* START RECORDS *

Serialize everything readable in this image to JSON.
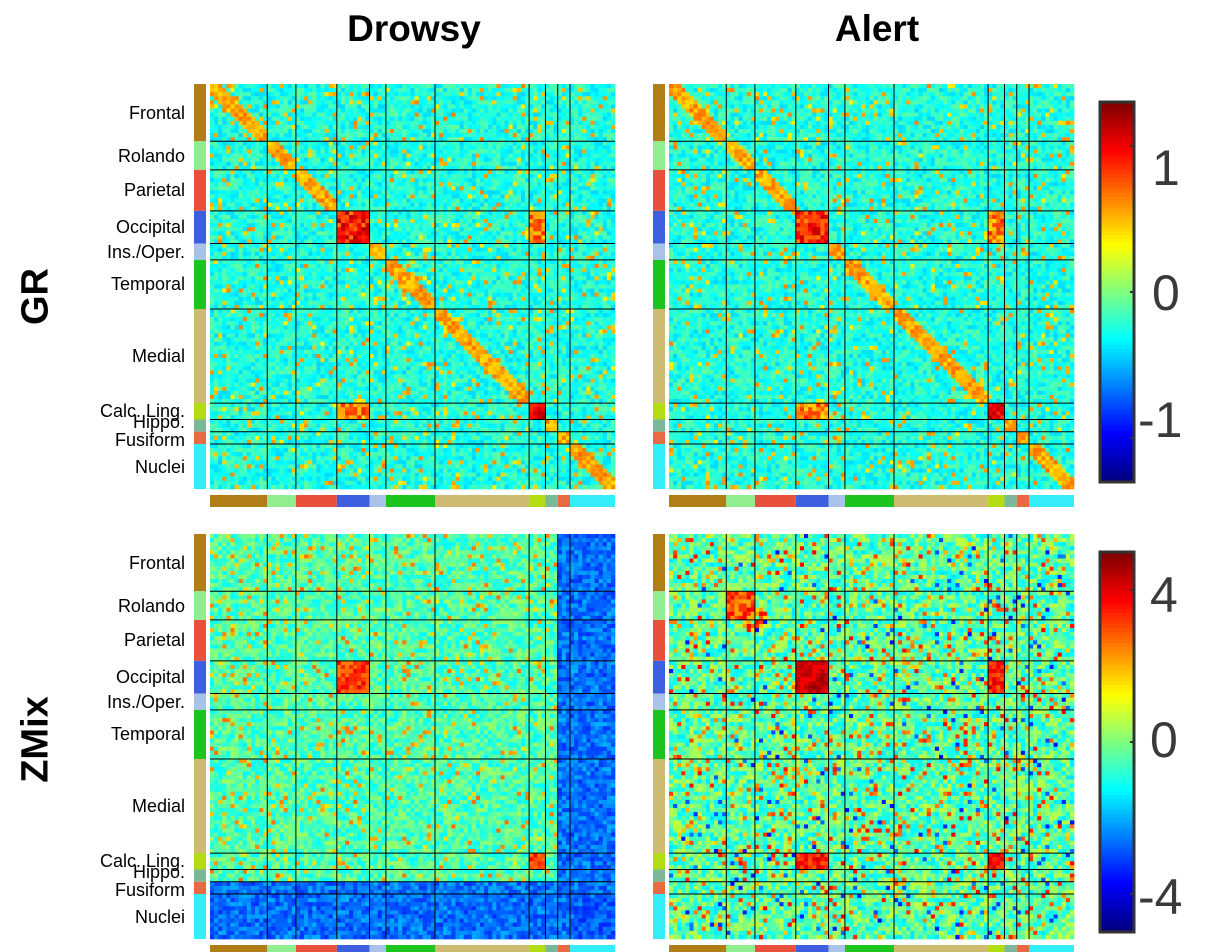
{
  "columns": [
    "Drowsy",
    "Alert"
  ],
  "rows": [
    "GR",
    "ZMix"
  ],
  "regions": [
    "Frontal",
    "Rolando",
    "Parietal",
    "Occipital",
    "Ins./Oper.",
    "Temporal",
    "Medial",
    "Calc. Ling.",
    "Hippo.",
    "Fusiform",
    "Nuclei"
  ],
  "colorbars": [
    {
      "row": "GR",
      "ticks": [
        "1",
        "0",
        "-1"
      ],
      "tick_values": [
        1,
        0,
        -1
      ],
      "range": [
        -1.3,
        1.3
      ]
    },
    {
      "row": "ZMix",
      "ticks": [
        "4",
        "0",
        "-4"
      ],
      "tick_values": [
        4,
        0,
        -4
      ],
      "range": [
        -5,
        5
      ]
    }
  ],
  "colors": {
    "region_colors": [
      "#b07d16",
      "#90ee90",
      "#e9503c",
      "#3e5fe0",
      "#a9c3e8",
      "#1dc41d",
      "#cdbb72",
      "#b4dc12",
      "#7ab899",
      "#e76a43",
      "#33eefa"
    ],
    "colormap": "jet",
    "grid_lines": "#000000"
  },
  "chart_data": [
    {
      "type": "heatmap",
      "title": "Drowsy",
      "row_label": "GR",
      "colormap": "jet",
      "clim": [
        -1.3,
        1.3
      ],
      "categories": [
        "Frontal",
        "Rolando",
        "Parietal",
        "Occipital",
        "Ins./Oper.",
        "Temporal",
        "Medial",
        "Calc. Ling.",
        "Hippo.",
        "Fusiform",
        "Nuclei"
      ],
      "values": "pairwise region connectivity, mostly near 0 with positive within-Occipital and Calc./Occipital blocks"
    },
    {
      "type": "heatmap",
      "title": "Alert",
      "row_label": "GR",
      "colormap": "jet",
      "clim": [
        -1.3,
        1.3
      ],
      "categories": [
        "Frontal",
        "Rolando",
        "Parietal",
        "Occipital",
        "Ins./Oper.",
        "Temporal",
        "Medial",
        "Calc. Ling.",
        "Hippo.",
        "Fusiform",
        "Nuclei"
      ],
      "values": "pairwise region connectivity, mostly near 0 with positive within-Occipital and Calc./Occipital blocks"
    },
    {
      "type": "heatmap",
      "title": "Drowsy",
      "row_label": "ZMix",
      "colormap": "jet",
      "clim": [
        -5,
        5
      ],
      "categories": [
        "Frontal",
        "Rolando",
        "Parietal",
        "Occipital",
        "Ins./Oper.",
        "Temporal",
        "Medial",
        "Calc. Ling.",
        "Hippo.",
        "Fusiform",
        "Nuclei"
      ],
      "values": "near 0 with negative Nuclei rows/columns"
    },
    {
      "type": "heatmap",
      "title": "Alert",
      "row_label": "ZMix",
      "colormap": "jet",
      "clim": [
        -5,
        5
      ],
      "categories": [
        "Frontal",
        "Rolando",
        "Parietal",
        "Occipital",
        "Ins./Oper.",
        "Temporal",
        "Medial",
        "Calc. Ling.",
        "Hippo.",
        "Fusiform",
        "Nuclei"
      ],
      "values": "mixed positive and negative values, strong positive within-Occipital and Calc. blocks"
    }
  ]
}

* END RECORDS *

= EXERCISE TASK =
Copy every line above word for word and exclude the pictures.

= RESPONSE TO THE EXERCISE =
Serialize everything readable in this image to JSON.
{
  "columns": [
    "Drowsy",
    "Alert"
  ],
  "rows": [
    "GR",
    "ZMix"
  ],
  "regions": [
    "Frontal",
    "Rolando",
    "Parietal",
    "Occipital",
    "Ins./Oper.",
    "Temporal",
    "Medial",
    "Calc. Ling.",
    "Hippo.",
    "Fusiform",
    "Nuclei"
  ],
  "colorbars": [
    {
      "row": "GR",
      "ticks": [
        "1",
        "0",
        "-1"
      ],
      "tick_values": [
        1,
        0,
        -1
      ],
      "range": [
        -1.3,
        1.3
      ]
    },
    {
      "row": "ZMix",
      "ticks": [
        "4",
        "0",
        "-4"
      ],
      "tick_values": [
        4,
        0,
        -4
      ],
      "range": [
        -5,
        5
      ]
    }
  ],
  "colors": {
    "region_colors": [
      "#b07d16",
      "#90ee90",
      "#e9503c",
      "#3e5fe0",
      "#a9c3e8",
      "#1dc41d",
      "#cdbb72",
      "#b4dc12",
      "#7ab899",
      "#e76a43",
      "#33eefa"
    ],
    "colormap": "jet",
    "grid_lines": "#000000"
  },
  "chart_data": [
    {
      "type": "heatmap",
      "title": "Drowsy",
      "row_label": "GR",
      "colormap": "jet",
      "clim": [
        -1.3,
        1.3
      ],
      "categories": [
        "Frontal",
        "Rolando",
        "Parietal",
        "Occipital",
        "Ins./Oper.",
        "Temporal",
        "Medial",
        "Calc. Ling.",
        "Hippo.",
        "Fusiform",
        "Nuclei"
      ],
      "values": "pairwise region connectivity, mostly near 0 with positive within-Occipital and Calc./Occipital blocks"
    },
    {
      "type": "heatmap",
      "title": "Alert",
      "row_label": "GR",
      "colormap": "jet",
      "clim": [
        -1.3,
        1.3
      ],
      "categories": [
        "Frontal",
        "Rolando",
        "Parietal",
        "Occipital",
        "Ins./Oper.",
        "Temporal",
        "Medial",
        "Calc. Ling.",
        "Hippo.",
        "Fusiform",
        "Nuclei"
      ],
      "values": "pairwise region connectivity, mostly near 0 with positive within-Occipital and Calc./Occipital blocks"
    },
    {
      "type": "heatmap",
      "title": "Drowsy",
      "row_label": "ZMix",
      "colormap": "jet",
      "clim": [
        -5,
        5
      ],
      "categories": [
        "Frontal",
        "Rolando",
        "Parietal",
        "Occipital",
        "Ins./Oper.",
        "Temporal",
        "Medial",
        "Calc. Ling.",
        "Hippo.",
        "Fusiform",
        "Nuclei"
      ],
      "values": "near 0 with negative Nuclei rows/columns"
    },
    {
      "type": "heatmap",
      "title": "Alert",
      "row_label": "ZMix",
      "colormap": "jet",
      "clim": [
        -5,
        5
      ],
      "categories": [
        "Frontal",
        "Rolando",
        "Parietal",
        "Occipital",
        "Ins./Oper.",
        "Temporal",
        "Medial",
        "Calc. Ling.",
        "Hippo.",
        "Fusiform",
        "Nuclei"
      ],
      "values": "mixed positive and negative values, strong positive within-Occipital and Calc. blocks"
    }
  ]
}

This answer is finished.